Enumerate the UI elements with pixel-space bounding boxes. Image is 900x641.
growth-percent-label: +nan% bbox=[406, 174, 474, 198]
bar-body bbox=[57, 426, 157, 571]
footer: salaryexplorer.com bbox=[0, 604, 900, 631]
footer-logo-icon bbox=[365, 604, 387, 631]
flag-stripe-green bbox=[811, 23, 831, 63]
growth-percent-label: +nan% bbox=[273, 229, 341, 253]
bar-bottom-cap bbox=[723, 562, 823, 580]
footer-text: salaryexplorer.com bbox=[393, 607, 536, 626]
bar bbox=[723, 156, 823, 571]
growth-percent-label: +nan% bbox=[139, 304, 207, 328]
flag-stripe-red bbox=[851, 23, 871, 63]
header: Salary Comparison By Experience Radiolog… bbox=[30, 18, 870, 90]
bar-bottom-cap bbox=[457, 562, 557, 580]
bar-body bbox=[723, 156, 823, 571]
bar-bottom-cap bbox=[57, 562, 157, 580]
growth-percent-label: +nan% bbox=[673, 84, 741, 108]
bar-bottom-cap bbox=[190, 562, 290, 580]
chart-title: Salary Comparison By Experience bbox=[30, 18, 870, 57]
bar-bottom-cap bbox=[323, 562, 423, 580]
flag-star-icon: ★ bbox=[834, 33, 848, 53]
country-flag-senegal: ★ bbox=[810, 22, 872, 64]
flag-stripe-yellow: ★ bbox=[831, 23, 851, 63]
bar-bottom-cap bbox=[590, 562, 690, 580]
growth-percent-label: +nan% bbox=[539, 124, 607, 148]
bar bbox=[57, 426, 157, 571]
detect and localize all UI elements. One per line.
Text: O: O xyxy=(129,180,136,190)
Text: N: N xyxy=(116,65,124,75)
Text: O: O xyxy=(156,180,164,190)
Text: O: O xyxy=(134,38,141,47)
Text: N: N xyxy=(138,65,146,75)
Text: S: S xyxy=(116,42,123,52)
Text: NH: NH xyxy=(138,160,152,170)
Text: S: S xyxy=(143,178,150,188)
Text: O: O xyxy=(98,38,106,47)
::::
Goal: Write out every line of the material above as a JSON list of strings, with one string for each line and no blank lines.

Finished exercise:
[
  "Enumerate the UI elements with pixel-space bounding boxes. Image is 900x641.",
  "growth-percent-label: +nan% bbox=[406, 174, 474, 198]",
  "bar-body bbox=[57, 426, 157, 571]",
  "footer: salaryexplorer.com bbox=[0, 604, 900, 631]",
  "footer-logo-icon bbox=[365, 604, 387, 631]",
  "flag-stripe-green bbox=[811, 23, 831, 63]",
  "growth-percent-label: +nan% bbox=[273, 229, 341, 253]",
  "bar-bottom-cap bbox=[723, 562, 823, 580]",
  "footer-text: salaryexplorer.com bbox=[393, 607, 536, 626]",
  "bar bbox=[723, 156, 823, 571]",
  "growth-percent-label: +nan% bbox=[139, 304, 207, 328]",
  "flag-stripe-red bbox=[851, 23, 871, 63]",
  "header: Salary Comparison By Experience Radiolog… bbox=[30, 18, 870, 90]",
  "bar-bottom-cap bbox=[457, 562, 557, 580]",
  "bar-body bbox=[723, 156, 823, 571]",
  "bar-bottom-cap bbox=[57, 562, 157, 580]",
  "growth-percent-label: +nan% bbox=[673, 84, 741, 108]",
  "bar-bottom-cap bbox=[190, 562, 290, 580]",
  "chart-title: Salary Comparison By Experience bbox=[30, 18, 870, 57]",
  "bar-bottom-cap bbox=[323, 562, 423, 580]",
  "flag-star-icon: ★ bbox=[834, 33, 848, 53]",
  "country-flag-senegal: ★ bbox=[810, 22, 872, 64]",
  "flag-stripe-yellow: ★ bbox=[831, 23, 851, 63]",
  "bar-bottom-cap bbox=[590, 562, 690, 580]",
  "growth-percent-label: +nan% bbox=[539, 124, 607, 148]",
  "bar bbox=[57, 426, 157, 571]",
  "detect and localize all UI elements. One per line.",
  "Text: O: O xyxy=(129,180,136,190)",
  "Text: N: N xyxy=(116,65,124,75)",
  "Text: O: O xyxy=(156,180,164,190)",
  "Text: O: O xyxy=(134,38,141,47)",
  "Text: N: N xyxy=(138,65,146,75)",
  "Text: S: S xyxy=(116,42,123,52)",
  "Text: NH: NH xyxy=(138,160,152,170)",
  "Text: S: S xyxy=(143,178,150,188)",
  "Text: O: O xyxy=(98,38,106,47)"
]